## [EXERCISE OBJECTIVE]
Images appear in the records below; leave them out and repeat everything else exactly.

[Data excerpts]
┏━━

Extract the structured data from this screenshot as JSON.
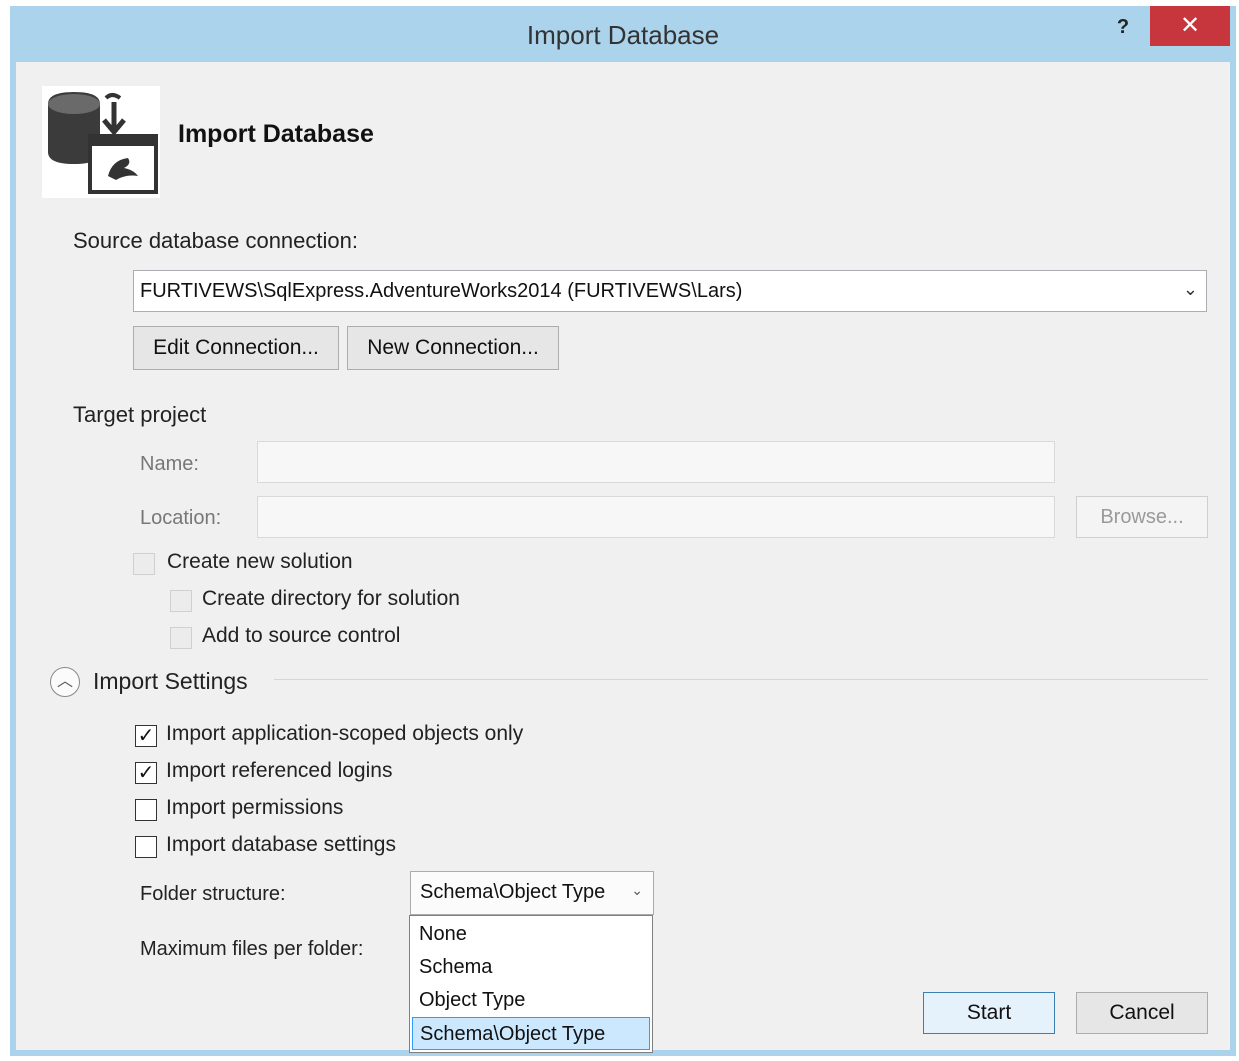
{
  "window": {
    "title": "Import Database",
    "help_label": "?",
    "close_label": "✕"
  },
  "header": {
    "title": "Import Database"
  },
  "source": {
    "label": "Source database connection:",
    "connection_value": "FURTIVEWS\\SqlExpress.AdventureWorks2014 (FURTIVEWS\\Lars)",
    "edit_button": "Edit Connection...",
    "new_button": "New Connection..."
  },
  "target": {
    "label": "Target project",
    "name_label": "Name:",
    "name_value": "",
    "location_label": "Location:",
    "location_value": "",
    "browse_button": "Browse...",
    "create_solution": "Create new solution",
    "create_directory": "Create directory for solution",
    "add_source_control": "Add to source control"
  },
  "settings": {
    "label": "Import Settings",
    "options": [
      {
        "label": "Import application-scoped objects only",
        "checked": true
      },
      {
        "label": "Import referenced logins",
        "checked": true
      },
      {
        "label": "Import permissions",
        "checked": false
      },
      {
        "label": "Import database settings",
        "checked": false
      }
    ],
    "folder_label": "Folder structure:",
    "folder_value": "Schema\\Object Type",
    "folder_options": [
      "None",
      "Schema",
      "Object Type",
      "Schema\\Object Type"
    ],
    "max_files_label": "Maximum files per folder:"
  },
  "footer": {
    "start_button": "Start",
    "cancel_button": "Cancel"
  }
}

┗━━

## [EXERCISE ANSWER]
Extract the structured data from this screenshot as JSON.
{
  "window": {
    "title": "Import Database",
    "help_label": "?",
    "close_label": "✕"
  },
  "header": {
    "title": "Import Database"
  },
  "source": {
    "label": "Source database connection:",
    "connection_value": "FURTIVEWS\\SqlExpress.AdventureWorks2014 (FURTIVEWS\\Lars)",
    "edit_button": "Edit Connection...",
    "new_button": "New Connection..."
  },
  "target": {
    "label": "Target project",
    "name_label": "Name:",
    "name_value": "",
    "location_label": "Location:",
    "location_value": "",
    "browse_button": "Browse...",
    "create_solution": "Create new solution",
    "create_directory": "Create directory for solution",
    "add_source_control": "Add to source control"
  },
  "settings": {
    "label": "Import Settings",
    "options": [
      {
        "label": "Import application-scoped objects only",
        "checked": true
      },
      {
        "label": "Import referenced logins",
        "checked": true
      },
      {
        "label": "Import permissions",
        "checked": false
      },
      {
        "label": "Import database settings",
        "checked": false
      }
    ],
    "folder_label": "Folder structure:",
    "folder_value": "Schema\\Object Type",
    "folder_options": [
      "None",
      "Schema",
      "Object Type",
      "Schema\\Object Type"
    ],
    "max_files_label": "Maximum files per folder:"
  },
  "footer": {
    "start_button": "Start",
    "cancel_button": "Cancel"
  }
}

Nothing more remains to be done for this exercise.